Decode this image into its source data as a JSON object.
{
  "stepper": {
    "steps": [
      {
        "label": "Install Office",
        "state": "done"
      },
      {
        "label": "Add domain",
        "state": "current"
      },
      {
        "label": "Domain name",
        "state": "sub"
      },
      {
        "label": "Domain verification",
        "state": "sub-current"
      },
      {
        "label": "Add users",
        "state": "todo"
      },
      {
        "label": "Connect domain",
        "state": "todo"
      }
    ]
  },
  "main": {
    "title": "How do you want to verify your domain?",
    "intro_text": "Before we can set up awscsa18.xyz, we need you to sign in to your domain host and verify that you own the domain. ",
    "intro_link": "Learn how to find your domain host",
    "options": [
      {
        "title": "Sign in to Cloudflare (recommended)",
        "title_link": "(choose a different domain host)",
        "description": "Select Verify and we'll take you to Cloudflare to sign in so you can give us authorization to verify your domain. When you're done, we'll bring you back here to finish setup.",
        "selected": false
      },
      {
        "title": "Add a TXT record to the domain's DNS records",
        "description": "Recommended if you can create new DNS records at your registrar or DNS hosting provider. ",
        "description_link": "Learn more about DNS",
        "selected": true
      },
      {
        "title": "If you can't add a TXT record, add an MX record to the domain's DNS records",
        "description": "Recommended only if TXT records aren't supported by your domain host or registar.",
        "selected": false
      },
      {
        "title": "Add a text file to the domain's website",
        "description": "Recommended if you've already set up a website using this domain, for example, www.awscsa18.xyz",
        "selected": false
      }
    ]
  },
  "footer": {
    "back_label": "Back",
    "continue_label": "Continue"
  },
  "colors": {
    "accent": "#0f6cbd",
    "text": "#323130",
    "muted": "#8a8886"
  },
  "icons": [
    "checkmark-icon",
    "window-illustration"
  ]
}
==========
## The request:
Extract all of the data above and output it character for character.

## Response to the exercise:
Decode this image into its source data as a JSON object.
{
  "stepper": {
    "steps": [
      {
        "label": "Install Office",
        "state": "done"
      },
      {
        "label": "Add domain",
        "state": "current"
      },
      {
        "label": "Domain name",
        "state": "sub"
      },
      {
        "label": "Domain verification",
        "state": "sub-current"
      },
      {
        "label": "Add users",
        "state": "todo"
      },
      {
        "label": "Connect domain",
        "state": "todo"
      }
    ]
  },
  "main": {
    "title": "How do you want to verify your domain?",
    "intro_text": "Before we can set up awscsa18.xyz, we need you to sign in to your domain host and verify that you own the domain. ",
    "intro_link": "Learn how to find your domain host",
    "options": [
      {
        "title": "Sign in to Cloudflare (recommended)",
        "title_link": "(choose a different domain host)",
        "description": "Select Verify and we'll take you to Cloudflare to sign in so you can give us authorization to verify your domain. When you're done, we'll bring you back here to finish setup.",
        "selected": false
      },
      {
        "title": "Add a TXT record to the domain's DNS records",
        "description": "Recommended if you can create new DNS records at your registrar or DNS hosting provider. ",
        "description_link": "Learn more about DNS",
        "selected": true
      },
      {
        "title": "If you can't add a TXT record, add an MX record to the domain's DNS records",
        "description": "Recommended only if TXT records aren't supported by your domain host or registar.",
        "selected": false
      },
      {
        "title": "Add a text file to the domain's website",
        "description": "Recommended if you've already set up a website using this domain, for example, www.awscsa18.xyz",
        "selected": false
      }
    ]
  },
  "footer": {
    "back_label": "Back",
    "continue_label": "Continue"
  },
  "colors": {
    "accent": "#0f6cbd",
    "text": "#323130",
    "muted": "#8a8886"
  },
  "icons": [
    "checkmark-icon",
    "window-illustration"
  ]
}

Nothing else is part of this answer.